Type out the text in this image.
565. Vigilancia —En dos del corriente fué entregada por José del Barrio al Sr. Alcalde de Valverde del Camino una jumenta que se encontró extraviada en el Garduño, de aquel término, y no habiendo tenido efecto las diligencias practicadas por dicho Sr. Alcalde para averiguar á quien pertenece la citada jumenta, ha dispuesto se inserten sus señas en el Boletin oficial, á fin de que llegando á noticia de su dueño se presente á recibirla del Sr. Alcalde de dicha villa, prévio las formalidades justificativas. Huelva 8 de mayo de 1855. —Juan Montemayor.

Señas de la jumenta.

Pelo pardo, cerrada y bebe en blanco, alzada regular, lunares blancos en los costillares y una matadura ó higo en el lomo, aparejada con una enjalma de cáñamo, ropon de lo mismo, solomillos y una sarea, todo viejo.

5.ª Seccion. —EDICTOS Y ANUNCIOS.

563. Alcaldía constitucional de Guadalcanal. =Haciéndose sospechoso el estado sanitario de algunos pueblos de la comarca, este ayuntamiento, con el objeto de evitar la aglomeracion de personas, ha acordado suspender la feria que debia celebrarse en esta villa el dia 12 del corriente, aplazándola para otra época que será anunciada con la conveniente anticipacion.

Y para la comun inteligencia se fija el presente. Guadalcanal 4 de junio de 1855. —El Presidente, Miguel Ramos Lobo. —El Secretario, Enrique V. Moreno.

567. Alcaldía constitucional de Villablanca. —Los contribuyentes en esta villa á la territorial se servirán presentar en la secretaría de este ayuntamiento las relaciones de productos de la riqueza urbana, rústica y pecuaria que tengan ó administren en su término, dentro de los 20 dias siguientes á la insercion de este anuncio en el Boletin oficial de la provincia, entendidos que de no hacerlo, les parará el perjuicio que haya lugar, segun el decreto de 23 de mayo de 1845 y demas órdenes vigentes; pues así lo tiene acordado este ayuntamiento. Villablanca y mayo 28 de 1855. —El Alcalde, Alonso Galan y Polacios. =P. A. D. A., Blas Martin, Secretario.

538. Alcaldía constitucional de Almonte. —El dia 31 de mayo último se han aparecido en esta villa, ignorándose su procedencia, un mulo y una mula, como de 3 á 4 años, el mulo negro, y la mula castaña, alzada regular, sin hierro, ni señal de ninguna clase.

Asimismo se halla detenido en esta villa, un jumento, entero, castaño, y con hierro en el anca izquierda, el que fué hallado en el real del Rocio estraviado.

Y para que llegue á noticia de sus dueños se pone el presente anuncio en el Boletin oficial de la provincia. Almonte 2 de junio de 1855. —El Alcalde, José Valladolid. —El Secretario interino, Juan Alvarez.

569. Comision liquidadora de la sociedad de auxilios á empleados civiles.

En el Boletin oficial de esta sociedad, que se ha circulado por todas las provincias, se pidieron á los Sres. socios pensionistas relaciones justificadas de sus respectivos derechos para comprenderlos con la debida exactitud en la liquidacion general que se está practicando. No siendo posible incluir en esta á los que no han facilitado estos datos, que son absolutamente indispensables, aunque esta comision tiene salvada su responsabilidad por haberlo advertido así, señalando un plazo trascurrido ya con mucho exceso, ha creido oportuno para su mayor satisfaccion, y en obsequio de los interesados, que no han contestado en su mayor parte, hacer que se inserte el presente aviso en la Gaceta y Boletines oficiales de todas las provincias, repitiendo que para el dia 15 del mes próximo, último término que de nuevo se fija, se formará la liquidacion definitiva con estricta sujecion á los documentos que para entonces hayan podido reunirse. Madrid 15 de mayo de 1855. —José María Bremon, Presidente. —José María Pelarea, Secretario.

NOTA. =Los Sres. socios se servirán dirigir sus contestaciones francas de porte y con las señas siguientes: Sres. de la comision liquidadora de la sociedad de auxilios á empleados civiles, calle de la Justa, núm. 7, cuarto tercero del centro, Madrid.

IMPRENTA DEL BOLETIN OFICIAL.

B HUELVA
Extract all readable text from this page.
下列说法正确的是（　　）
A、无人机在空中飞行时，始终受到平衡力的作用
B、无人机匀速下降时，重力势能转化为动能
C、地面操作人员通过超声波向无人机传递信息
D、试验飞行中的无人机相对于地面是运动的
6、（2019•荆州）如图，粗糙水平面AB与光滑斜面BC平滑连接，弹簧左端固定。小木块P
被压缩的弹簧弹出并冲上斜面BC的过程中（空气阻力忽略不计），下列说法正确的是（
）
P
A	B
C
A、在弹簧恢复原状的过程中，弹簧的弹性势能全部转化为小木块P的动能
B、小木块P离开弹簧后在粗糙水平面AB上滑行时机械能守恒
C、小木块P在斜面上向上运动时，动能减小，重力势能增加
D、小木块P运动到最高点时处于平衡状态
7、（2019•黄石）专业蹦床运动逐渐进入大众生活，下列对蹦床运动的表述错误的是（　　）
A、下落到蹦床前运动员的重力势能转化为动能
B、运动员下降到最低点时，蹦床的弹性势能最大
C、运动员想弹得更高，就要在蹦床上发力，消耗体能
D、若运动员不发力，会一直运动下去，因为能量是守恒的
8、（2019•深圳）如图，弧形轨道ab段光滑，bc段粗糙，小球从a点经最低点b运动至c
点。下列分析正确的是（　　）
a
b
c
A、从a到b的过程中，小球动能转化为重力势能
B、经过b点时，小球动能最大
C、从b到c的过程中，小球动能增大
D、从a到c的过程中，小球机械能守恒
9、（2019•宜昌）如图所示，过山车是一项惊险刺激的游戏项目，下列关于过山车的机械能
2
....................
• Directions:
State how many lines include the string "auxilios". Give no other information.

• Result:
2